### Work to complete
Please find all lines in the data that hold the string "start" and copy them.

====

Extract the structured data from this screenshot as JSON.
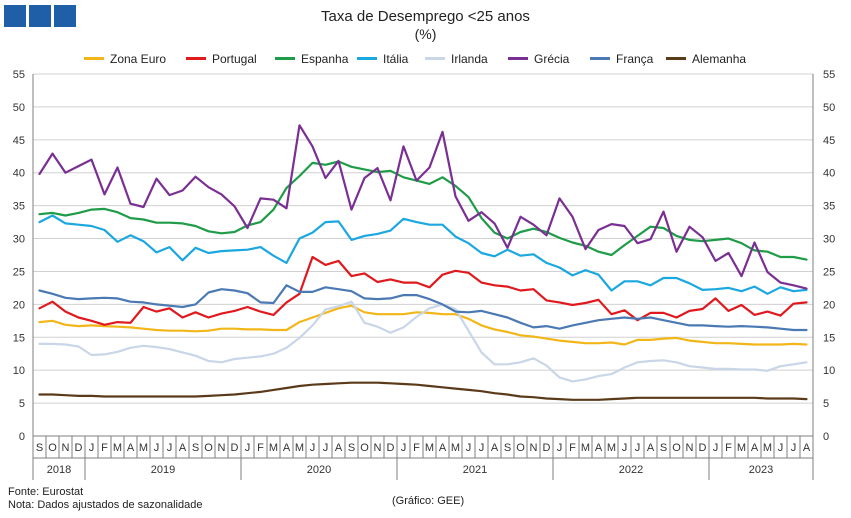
{
  "header": {
    "title": "Taxa de Desemprego <25 anos",
    "subtitle": "(%)"
  },
  "footer": {
    "source": "Fonte: Eurostat",
    "note": "Nota: Dados ajustados de sazonalidade",
    "credit": "(Gráfico: GEE)"
  },
  "colors": {
    "brand": "#1f5fa8",
    "grid": "#d0d0d0",
    "axis": "#7f7f7f"
  },
  "chart_data": {
    "type": "line",
    "title": "Taxa de Desemprego <25 anos",
    "subtitle": "(%)",
    "xlabel": "",
    "ylabel": "%",
    "ylim": [
      0,
      55
    ],
    "y_ticks": [
      0,
      5,
      10,
      15,
      20,
      25,
      30,
      35,
      40,
      45,
      50,
      55
    ],
    "grid": true,
    "legend_position": "top",
    "month_labels": [
      "S",
      "O",
      "N",
      "D",
      "J",
      "F",
      "M",
      "A",
      "M",
      "J",
      "J",
      "A",
      "S",
      "O",
      "N",
      "D",
      "J",
      "F",
      "M",
      "A",
      "M",
      "J",
      "J",
      "A",
      "S",
      "O",
      "N",
      "D",
      "J",
      "F",
      "M",
      "A",
      "M",
      "J",
      "J",
      "A",
      "S",
      "O",
      "N",
      "D",
      "J",
      "F",
      "M",
      "A",
      "M",
      "J",
      "J",
      "A",
      "S",
      "O",
      "N",
      "D",
      "J",
      "F",
      "M",
      "A",
      "M",
      "J",
      "J",
      "A"
    ],
    "year_labels": [
      {
        "label": "2018",
        "start": 0,
        "end": 3
      },
      {
        "label": "2019",
        "start": 4,
        "end": 15
      },
      {
        "label": "2020",
        "start": 16,
        "end": 27
      },
      {
        "label": "2021",
        "start": 28,
        "end": 39
      },
      {
        "label": "2022",
        "start": 40,
        "end": 51
      },
      {
        "label": "2023",
        "start": 52,
        "end": 59
      }
    ],
    "series": [
      {
        "name": "Zona Euro",
        "color": "#f2b619",
        "values": [
          17.3,
          17.5,
          16.9,
          16.7,
          16.8,
          16.7,
          16.6,
          16.5,
          16.3,
          16.1,
          16.0,
          16.0,
          15.9,
          16.0,
          16.3,
          16.3,
          16.2,
          16.2,
          16.1,
          16.1,
          17.3,
          18.0,
          18.7,
          19.4,
          19.8,
          18.8,
          18.5,
          18.5,
          18.5,
          18.8,
          18.7,
          18.5,
          18.5,
          17.8,
          16.8,
          16.2,
          15.8,
          15.3,
          15.1,
          14.8,
          14.5,
          14.3,
          14.1,
          14.1,
          14.2,
          13.9,
          14.6,
          14.6,
          14.8,
          14.9,
          14.5,
          14.3,
          14.1,
          14.1,
          14.0,
          13.9,
          13.9,
          13.9,
          14.0,
          13.9
        ]
      },
      {
        "name": "Portugal",
        "color": "#e0191e",
        "values": [
          19.4,
          20.4,
          18.9,
          18.0,
          17.5,
          16.9,
          17.3,
          17.2,
          19.6,
          18.9,
          19.4,
          18.0,
          18.8,
          18.0,
          18.6,
          19.0,
          19.6,
          18.9,
          18.4,
          20.3,
          21.6,
          27.2,
          26.0,
          26.6,
          24.3,
          24.7,
          23.4,
          23.8,
          23.3,
          23.3,
          22.6,
          24.5,
          25.1,
          24.8,
          23.3,
          22.9,
          22.7,
          22.1,
          22.3,
          20.6,
          20.3,
          19.9,
          20.2,
          20.7,
          18.5,
          19.1,
          17.6,
          18.7,
          18.7,
          18.0,
          19.0,
          19.3,
          20.9,
          19.0,
          19.9,
          18.4,
          18.9,
          18.3,
          20.1,
          20.3
        ]
      },
      {
        "name": "Espanha",
        "color": "#1f9c48",
        "values": [
          33.7,
          33.9,
          33.5,
          33.9,
          34.4,
          34.5,
          34.0,
          33.1,
          32.9,
          32.4,
          32.4,
          32.3,
          31.9,
          31.1,
          30.8,
          31.0,
          32.0,
          32.5,
          34.4,
          37.7,
          39.5,
          41.5,
          41.2,
          41.7,
          40.9,
          40.5,
          40.1,
          40.3,
          39.3,
          38.8,
          38.3,
          39.3,
          38.0,
          36.3,
          33.1,
          30.9,
          30.0,
          31.0,
          31.5,
          31.0,
          30.1,
          29.4,
          28.9,
          28.0,
          27.5,
          29.0,
          30.4,
          31.8,
          31.6,
          30.4,
          29.8,
          29.6,
          29.8,
          30.0,
          29.3,
          28.2,
          28.0,
          27.2,
          27.2,
          26.8
        ]
      },
      {
        "name": "Itália",
        "color": "#1ba7df",
        "values": [
          32.5,
          33.5,
          32.3,
          32.1,
          31.9,
          31.3,
          29.5,
          30.5,
          29.6,
          27.9,
          28.7,
          26.7,
          28.6,
          27.8,
          28.1,
          28.2,
          28.3,
          28.7,
          27.4,
          26.3,
          30.0,
          30.9,
          32.5,
          32.6,
          29.8,
          30.4,
          30.7,
          31.2,
          33.0,
          32.5,
          32.1,
          32.1,
          30.3,
          29.3,
          27.8,
          27.3,
          28.3,
          27.4,
          27.6,
          26.3,
          25.6,
          24.4,
          25.2,
          24.5,
          22.1,
          23.5,
          23.5,
          22.9,
          24.0,
          24.0,
          23.2,
          22.2,
          22.3,
          22.5,
          22.0,
          22.7,
          21.6,
          22.6,
          22.0,
          22.2
        ]
      },
      {
        "name": "Irlanda",
        "color": "#c9d6e8",
        "values": [
          14.0,
          14.0,
          13.9,
          13.6,
          12.3,
          12.4,
          12.8,
          13.4,
          13.7,
          13.5,
          13.2,
          12.7,
          12.2,
          11.4,
          11.2,
          11.7,
          11.9,
          12.1,
          12.5,
          13.4,
          14.9,
          16.8,
          19.2,
          19.7,
          20.4,
          17.2,
          16.6,
          15.7,
          16.5,
          18.1,
          19.4,
          20.0,
          19.3,
          16.0,
          12.7,
          10.9,
          10.9,
          11.2,
          11.8,
          10.7,
          8.9,
          8.3,
          8.6,
          9.1,
          9.4,
          10.4,
          11.2,
          11.4,
          11.5,
          11.2,
          10.6,
          10.4,
          10.2,
          10.2,
          10.1,
          10.1,
          9.9,
          10.6,
          10.9,
          11.2
        ]
      },
      {
        "name": "Grécia",
        "color": "#7a2f93",
        "values": [
          39.8,
          42.9,
          40.0,
          41.0,
          42.0,
          36.7,
          40.8,
          35.3,
          34.8,
          39.1,
          36.6,
          37.3,
          39.4,
          37.8,
          36.7,
          34.9,
          31.6,
          36.1,
          35.9,
          34.6,
          47.2,
          44.0,
          39.2,
          41.8,
          34.4,
          39.2,
          40.7,
          35.8,
          44.0,
          38.8,
          40.8,
          46.2,
          36.4,
          32.7,
          34.0,
          32.3,
          28.6,
          33.3,
          32.1,
          30.5,
          36.1,
          33.3,
          28.4,
          31.3,
          32.2,
          31.9,
          29.3,
          29.9,
          34.1,
          28.0,
          31.8,
          30.2,
          26.6,
          27.8,
          24.3,
          29.4,
          24.9,
          23.3,
          22.9,
          22.4
        ]
      },
      {
        "name": "França",
        "color": "#4a79b4",
        "values": [
          22.1,
          21.6,
          21.0,
          20.8,
          20.9,
          21.0,
          20.9,
          20.4,
          20.3,
          20.0,
          19.8,
          19.6,
          20.0,
          21.8,
          22.3,
          22.1,
          21.7,
          20.3,
          20.2,
          22.9,
          21.9,
          21.9,
          22.6,
          22.3,
          22.0,
          20.9,
          20.8,
          20.9,
          21.4,
          21.4,
          20.8,
          20.0,
          18.9,
          18.8,
          19.0,
          18.5,
          18.0,
          17.2,
          16.5,
          16.7,
          16.3,
          16.8,
          17.2,
          17.6,
          17.8,
          18.0,
          17.8,
          18.0,
          17.6,
          17.2,
          16.8,
          16.8,
          16.7,
          16.6,
          16.7,
          16.6,
          16.5,
          16.3,
          16.1,
          16.1
        ]
      },
      {
        "name": "Alemanha",
        "color": "#5b3a1a",
        "values": [
          6.3,
          6.3,
          6.2,
          6.1,
          6.1,
          6.0,
          6.0,
          6.0,
          6.0,
          6.0,
          6.0,
          6.0,
          6.0,
          6.1,
          6.2,
          6.3,
          6.5,
          6.7,
          7.0,
          7.3,
          7.6,
          7.8,
          7.9,
          8.0,
          8.1,
          8.1,
          8.1,
          8.0,
          7.9,
          7.8,
          7.6,
          7.4,
          7.2,
          7.0,
          6.8,
          6.5,
          6.3,
          6.0,
          5.9,
          5.7,
          5.6,
          5.5,
          5.5,
          5.5,
          5.6,
          5.7,
          5.8,
          5.8,
          5.8,
          5.8,
          5.8,
          5.8,
          5.8,
          5.8,
          5.8,
          5.8,
          5.7,
          5.7,
          5.7,
          5.6
        ]
      }
    ]
  }
}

====

### The response
        "start": 0,
        "start": 4,
        "start": 16,
        "start": 28,
        "start": 40,
        "start": 52,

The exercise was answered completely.